--- BEGIN Listed entries ---

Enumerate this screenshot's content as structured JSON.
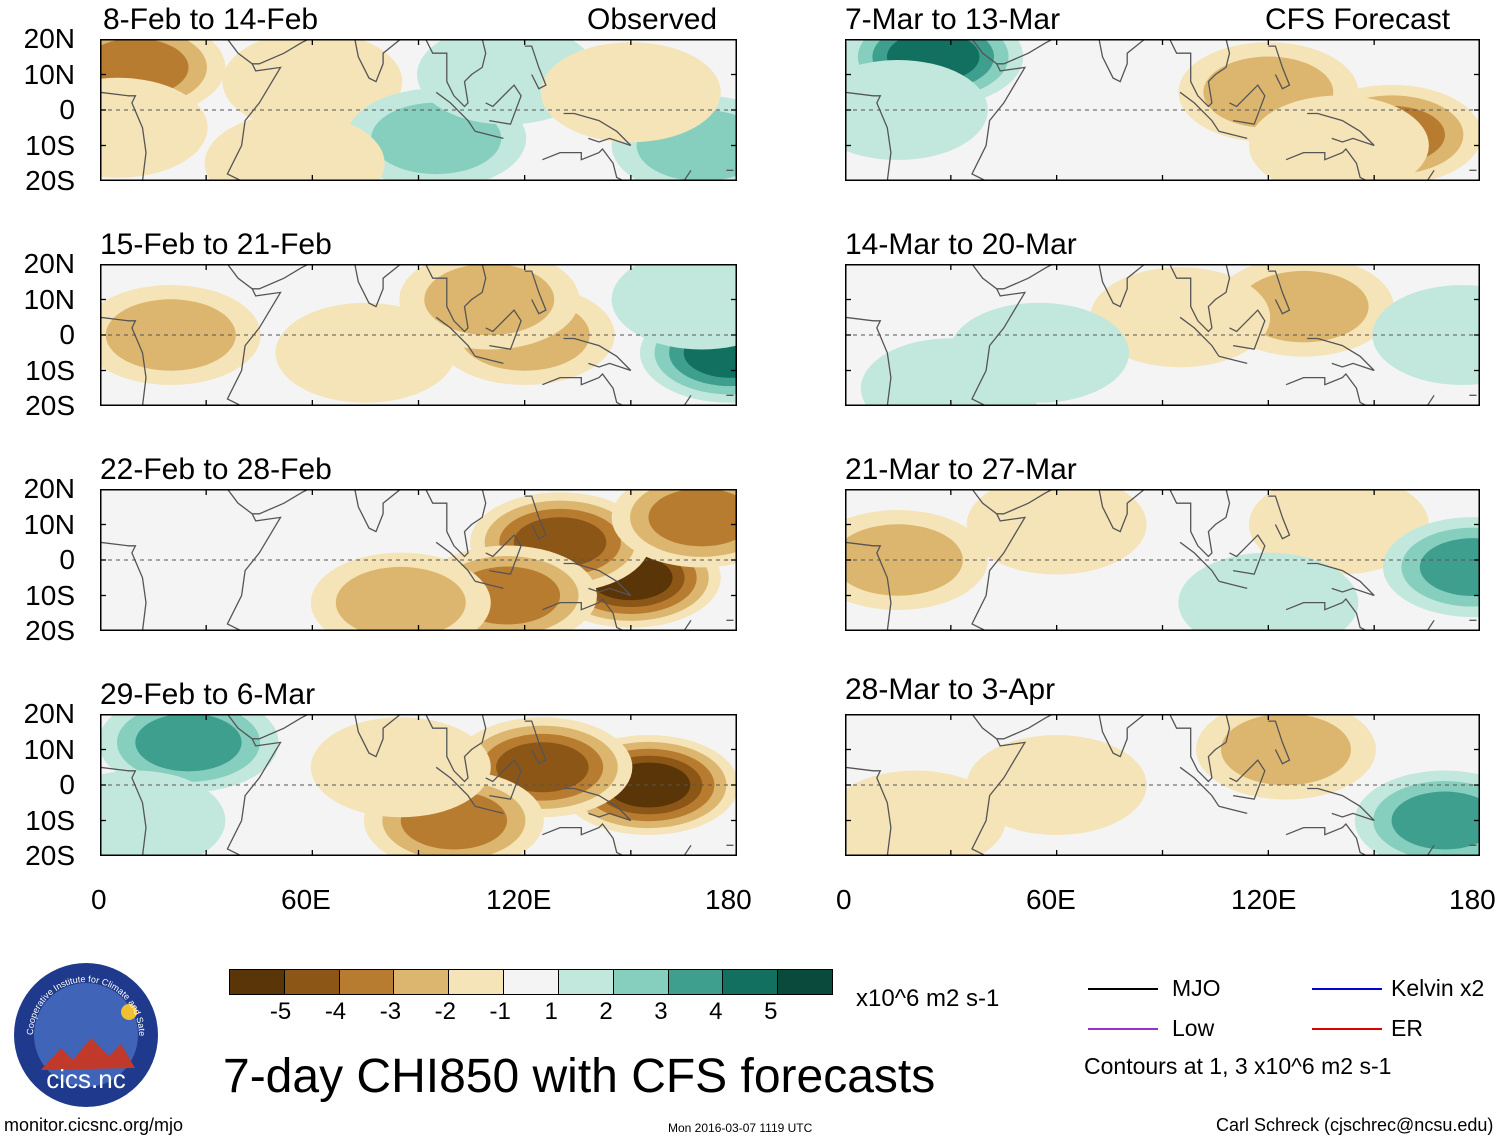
{
  "app": {
    "main_title": "7-day CHI850 with CFS forecasts",
    "website": "monitor.cicsnc.org/mjo",
    "timestamp": "Mon 2016-03-07 1119 UTC",
    "author": "Carl Schreck (cjschrec@ncsu.edu)",
    "logo_text": "cics.nc",
    "logo_ring_text": "Cooperative Institute for Climate and Satellites"
  },
  "columns": {
    "left_label": "Observed",
    "right_label": "CFS Forecast"
  },
  "axes": {
    "lat_ticks": [
      "20N",
      "10N",
      "0",
      "10S",
      "20S"
    ],
    "lon_ticks": [
      "0",
      "60E",
      "120E",
      "180"
    ]
  },
  "colorbar": {
    "labels": [
      "-5",
      "-4",
      "-3",
      "-2",
      "-1",
      "1",
      "2",
      "3",
      "4",
      "5"
    ],
    "colors": [
      "#5a3508",
      "#8c5616",
      "#b87c30",
      "#dcb66e",
      "#f5e4b8",
      "#f4f4f4",
      "#c2e8de",
      "#86cfbf",
      "#3f9f8e",
      "#11705f",
      "#0a4a3c"
    ],
    "units": "x10^6 m2 s-1"
  },
  "legend": {
    "mjo": "MJO",
    "kelvin": "Kelvin x2",
    "low": "Low",
    "er": "ER",
    "contour_note": "Contours at 1, 3 x10^6 m2 s-1",
    "colors": {
      "mjo": "#000000",
      "kelvin": "#0000dd",
      "low": "#9932cc",
      "er": "#dd0000"
    }
  },
  "chart_data": [
    {
      "type": "heatmap",
      "title": "8-Feb to 14-Feb",
      "column": "Observed",
      "xlim": [
        0,
        180
      ],
      "ylim": [
        -20,
        20
      ],
      "xlabel": "",
      "ylabel": "",
      "anomalies": [
        {
          "lon": 10,
          "lat": 12,
          "value": -3
        },
        {
          "lon": 60,
          "lat": 8,
          "value": -1
        },
        {
          "lon": 5,
          "lat": -5,
          "value": -1
        },
        {
          "lon": 95,
          "lat": -8,
          "value": 2
        },
        {
          "lon": 115,
          "lat": 10,
          "value": 1
        },
        {
          "lon": 170,
          "lat": -10,
          "value": 2
        },
        {
          "lon": 150,
          "lat": 5,
          "value": -1
        },
        {
          "lon": 55,
          "lat": -15,
          "value": -1
        }
      ]
    },
    {
      "type": "heatmap",
      "title": "15-Feb to 21-Feb",
      "column": "Observed",
      "xlim": [
        0,
        180
      ],
      "ylim": [
        -20,
        20
      ],
      "xlabel": "",
      "ylabel": "",
      "anomalies": [
        {
          "lon": 20,
          "lat": 0,
          "value": -2
        },
        {
          "lon": 120,
          "lat": 0,
          "value": -2
        },
        {
          "lon": 110,
          "lat": 10,
          "value": -2
        },
        {
          "lon": 178,
          "lat": -5,
          "value": 4
        },
        {
          "lon": 170,
          "lat": 10,
          "value": 1
        },
        {
          "lon": 75,
          "lat": -5,
          "value": -1
        }
      ]
    },
    {
      "type": "heatmap",
      "title": "22-Feb to 28-Feb",
      "column": "Observed",
      "xlim": [
        0,
        180
      ],
      "ylim": [
        -20,
        20
      ],
      "xlabel": "",
      "ylabel": "",
      "anomalies": [
        {
          "lon": 150,
          "lat": -5,
          "value": -5
        },
        {
          "lon": 130,
          "lat": 5,
          "value": -4
        },
        {
          "lon": 115,
          "lat": -10,
          "value": -3
        },
        {
          "lon": 85,
          "lat": -12,
          "value": -2
        },
        {
          "lon": 170,
          "lat": 12,
          "value": -3
        }
      ]
    },
    {
      "type": "heatmap",
      "title": "29-Feb to 6-Mar",
      "column": "Observed",
      "xlim": [
        0,
        180
      ],
      "ylim": [
        -20,
        20
      ],
      "xlabel": "",
      "ylabel": "",
      "anomalies": [
        {
          "lon": 155,
          "lat": 0,
          "value": -5
        },
        {
          "lon": 125,
          "lat": 5,
          "value": -4
        },
        {
          "lon": 100,
          "lat": -10,
          "value": -3
        },
        {
          "lon": 25,
          "lat": 12,
          "value": 3
        },
        {
          "lon": 10,
          "lat": -10,
          "value": 1
        },
        {
          "lon": 85,
          "lat": 5,
          "value": -1
        }
      ]
    },
    {
      "type": "heatmap",
      "title": "7-Mar to 13-Mar",
      "column": "CFS Forecast",
      "xlim": [
        0,
        180
      ],
      "ylim": [
        -20,
        20
      ],
      "xlabel": "",
      "ylabel": "",
      "anomalies": [
        {
          "lon": 25,
          "lat": 15,
          "value": 4
        },
        {
          "lon": 15,
          "lat": 0,
          "value": 1
        },
        {
          "lon": 155,
          "lat": -7,
          "value": -3
        },
        {
          "lon": 120,
          "lat": 5,
          "value": -2
        },
        {
          "lon": 140,
          "lat": -10,
          "value": -1
        }
      ]
    },
    {
      "type": "heatmap",
      "title": "14-Mar to 20-Mar",
      "column": "CFS Forecast",
      "xlim": [
        0,
        180
      ],
      "ylim": [
        -20,
        20
      ],
      "xlabel": "",
      "ylabel": "",
      "anomalies": [
        {
          "lon": 130,
          "lat": 8,
          "value": -2
        },
        {
          "lon": 95,
          "lat": 5,
          "value": -1
        },
        {
          "lon": 175,
          "lat": 0,
          "value": 1
        },
        {
          "lon": 55,
          "lat": -5,
          "value": 1
        },
        {
          "lon": 30,
          "lat": -15,
          "value": 1
        }
      ]
    },
    {
      "type": "heatmap",
      "title": "21-Mar to 27-Mar",
      "column": "CFS Forecast",
      "xlim": [
        0,
        180
      ],
      "ylim": [
        -20,
        20
      ],
      "xlabel": "",
      "ylabel": "",
      "anomalies": [
        {
          "lon": 15,
          "lat": 0,
          "value": -2
        },
        {
          "lon": 60,
          "lat": 10,
          "value": -1
        },
        {
          "lon": 140,
          "lat": 10,
          "value": -1
        },
        {
          "lon": 178,
          "lat": -2,
          "value": 3
        },
        {
          "lon": 120,
          "lat": -12,
          "value": 1
        }
      ]
    },
    {
      "type": "heatmap",
      "title": "28-Mar to 3-Apr",
      "column": "CFS Forecast",
      "xlim": [
        0,
        180
      ],
      "ylim": [
        -20,
        20
      ],
      "xlabel": "",
      "ylabel": "",
      "anomalies": [
        {
          "lon": 125,
          "lat": 10,
          "value": -2
        },
        {
          "lon": 20,
          "lat": -10,
          "value": -1
        },
        {
          "lon": 170,
          "lat": -10,
          "value": 3
        },
        {
          "lon": 60,
          "lat": 0,
          "value": -1
        }
      ]
    }
  ]
}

--- END Listed entries ---

**Aim**
Omit every picture, and otherwise quote the entries exactly.

**Task response**
Enumerate this screenshot's content as structured JSON.
{
  "app": {
    "main_title": "7-day CHI850 with CFS forecasts",
    "website": "monitor.cicsnc.org/mjo",
    "timestamp": "Mon 2016-03-07 1119 UTC",
    "author": "Carl Schreck (cjschrec@ncsu.edu)",
    "logo_text": "cics.nc",
    "logo_ring_text": "Cooperative Institute for Climate and Satellites"
  },
  "columns": {
    "left_label": "Observed",
    "right_label": "CFS Forecast"
  },
  "axes": {
    "lat_ticks": [
      "20N",
      "10N",
      "0",
      "10S",
      "20S"
    ],
    "lon_ticks": [
      "0",
      "60E",
      "120E",
      "180"
    ]
  },
  "colorbar": {
    "labels": [
      "-5",
      "-4",
      "-3",
      "-2",
      "-1",
      "1",
      "2",
      "3",
      "4",
      "5"
    ],
    "colors": [
      "#5a3508",
      "#8c5616",
      "#b87c30",
      "#dcb66e",
      "#f5e4b8",
      "#f4f4f4",
      "#c2e8de",
      "#86cfbf",
      "#3f9f8e",
      "#11705f",
      "#0a4a3c"
    ],
    "units": "x10^6 m2 s-1"
  },
  "legend": {
    "mjo": "MJO",
    "kelvin": "Kelvin x2",
    "low": "Low",
    "er": "ER",
    "contour_note": "Contours at 1, 3 x10^6 m2 s-1",
    "colors": {
      "mjo": "#000000",
      "kelvin": "#0000dd",
      "low": "#9932cc",
      "er": "#dd0000"
    }
  },
  "chart_data": [
    {
      "type": "heatmap",
      "title": "8-Feb to 14-Feb",
      "column": "Observed",
      "xlim": [
        0,
        180
      ],
      "ylim": [
        -20,
        20
      ],
      "xlabel": "",
      "ylabel": "",
      "anomalies": [
        {
          "lon": 10,
          "lat": 12,
          "value": -3
        },
        {
          "lon": 60,
          "lat": 8,
          "value": -1
        },
        {
          "lon": 5,
          "lat": -5,
          "value": -1
        },
        {
          "lon": 95,
          "lat": -8,
          "value": 2
        },
        {
          "lon": 115,
          "lat": 10,
          "value": 1
        },
        {
          "lon": 170,
          "lat": -10,
          "value": 2
        },
        {
          "lon": 150,
          "lat": 5,
          "value": -1
        },
        {
          "lon": 55,
          "lat": -15,
          "value": -1
        }
      ]
    },
    {
      "type": "heatmap",
      "title": "15-Feb to 21-Feb",
      "column": "Observed",
      "xlim": [
        0,
        180
      ],
      "ylim": [
        -20,
        20
      ],
      "xlabel": "",
      "ylabel": "",
      "anomalies": [
        {
          "lon": 20,
          "lat": 0,
          "value": -2
        },
        {
          "lon": 120,
          "lat": 0,
          "value": -2
        },
        {
          "lon": 110,
          "lat": 10,
          "value": -2
        },
        {
          "lon": 178,
          "lat": -5,
          "value": 4
        },
        {
          "lon": 170,
          "lat": 10,
          "value": 1
        },
        {
          "lon": 75,
          "lat": -5,
          "value": -1
        }
      ]
    },
    {
      "type": "heatmap",
      "title": "22-Feb to 28-Feb",
      "column": "Observed",
      "xlim": [
        0,
        180
      ],
      "ylim": [
        -20,
        20
      ],
      "xlabel": "",
      "ylabel": "",
      "anomalies": [
        {
          "lon": 150,
          "lat": -5,
          "value": -5
        },
        {
          "lon": 130,
          "lat": 5,
          "value": -4
        },
        {
          "lon": 115,
          "lat": -10,
          "value": -3
        },
        {
          "lon": 85,
          "lat": -12,
          "value": -2
        },
        {
          "lon": 170,
          "lat": 12,
          "value": -3
        }
      ]
    },
    {
      "type": "heatmap",
      "title": "29-Feb to 6-Mar",
      "column": "Observed",
      "xlim": [
        0,
        180
      ],
      "ylim": [
        -20,
        20
      ],
      "xlabel": "",
      "ylabel": "",
      "anomalies": [
        {
          "lon": 155,
          "lat": 0,
          "value": -5
        },
        {
          "lon": 125,
          "lat": 5,
          "value": -4
        },
        {
          "lon": 100,
          "lat": -10,
          "value": -3
        },
        {
          "lon": 25,
          "lat": 12,
          "value": 3
        },
        {
          "lon": 10,
          "lat": -10,
          "value": 1
        },
        {
          "lon": 85,
          "lat": 5,
          "value": -1
        }
      ]
    },
    {
      "type": "heatmap",
      "title": "7-Mar to 13-Mar",
      "column": "CFS Forecast",
      "xlim": [
        0,
        180
      ],
      "ylim": [
        -20,
        20
      ],
      "xlabel": "",
      "ylabel": "",
      "anomalies": [
        {
          "lon": 25,
          "lat": 15,
          "value": 4
        },
        {
          "lon": 15,
          "lat": 0,
          "value": 1
        },
        {
          "lon": 155,
          "lat": -7,
          "value": -3
        },
        {
          "lon": 120,
          "lat": 5,
          "value": -2
        },
        {
          "lon": 140,
          "lat": -10,
          "value": -1
        }
      ]
    },
    {
      "type": "heatmap",
      "title": "14-Mar to 20-Mar",
      "column": "CFS Forecast",
      "xlim": [
        0,
        180
      ],
      "ylim": [
        -20,
        20
      ],
      "xlabel": "",
      "ylabel": "",
      "anomalies": [
        {
          "lon": 130,
          "lat": 8,
          "value": -2
        },
        {
          "lon": 95,
          "lat": 5,
          "value": -1
        },
        {
          "lon": 175,
          "lat": 0,
          "value": 1
        },
        {
          "lon": 55,
          "lat": -5,
          "value": 1
        },
        {
          "lon": 30,
          "lat": -15,
          "value": 1
        }
      ]
    },
    {
      "type": "heatmap",
      "title": "21-Mar to 27-Mar",
      "column": "CFS Forecast",
      "xlim": [
        0,
        180
      ],
      "ylim": [
        -20,
        20
      ],
      "xlabel": "",
      "ylabel": "",
      "anomalies": [
        {
          "lon": 15,
          "lat": 0,
          "value": -2
        },
        {
          "lon": 60,
          "lat": 10,
          "value": -1
        },
        {
          "lon": 140,
          "lat": 10,
          "value": -1
        },
        {
          "lon": 178,
          "lat": -2,
          "value": 3
        },
        {
          "lon": 120,
          "lat": -12,
          "value": 1
        }
      ]
    },
    {
      "type": "heatmap",
      "title": "28-Mar to 3-Apr",
      "column": "CFS Forecast",
      "xlim": [
        0,
        180
      ],
      "ylim": [
        -20,
        20
      ],
      "xlabel": "",
      "ylabel": "",
      "anomalies": [
        {
          "lon": 125,
          "lat": 10,
          "value": -2
        },
        {
          "lon": 20,
          "lat": -10,
          "value": -1
        },
        {
          "lon": 170,
          "lat": -10,
          "value": 3
        },
        {
          "lon": 60,
          "lat": 0,
          "value": -1
        }
      ]
    }
  ]
}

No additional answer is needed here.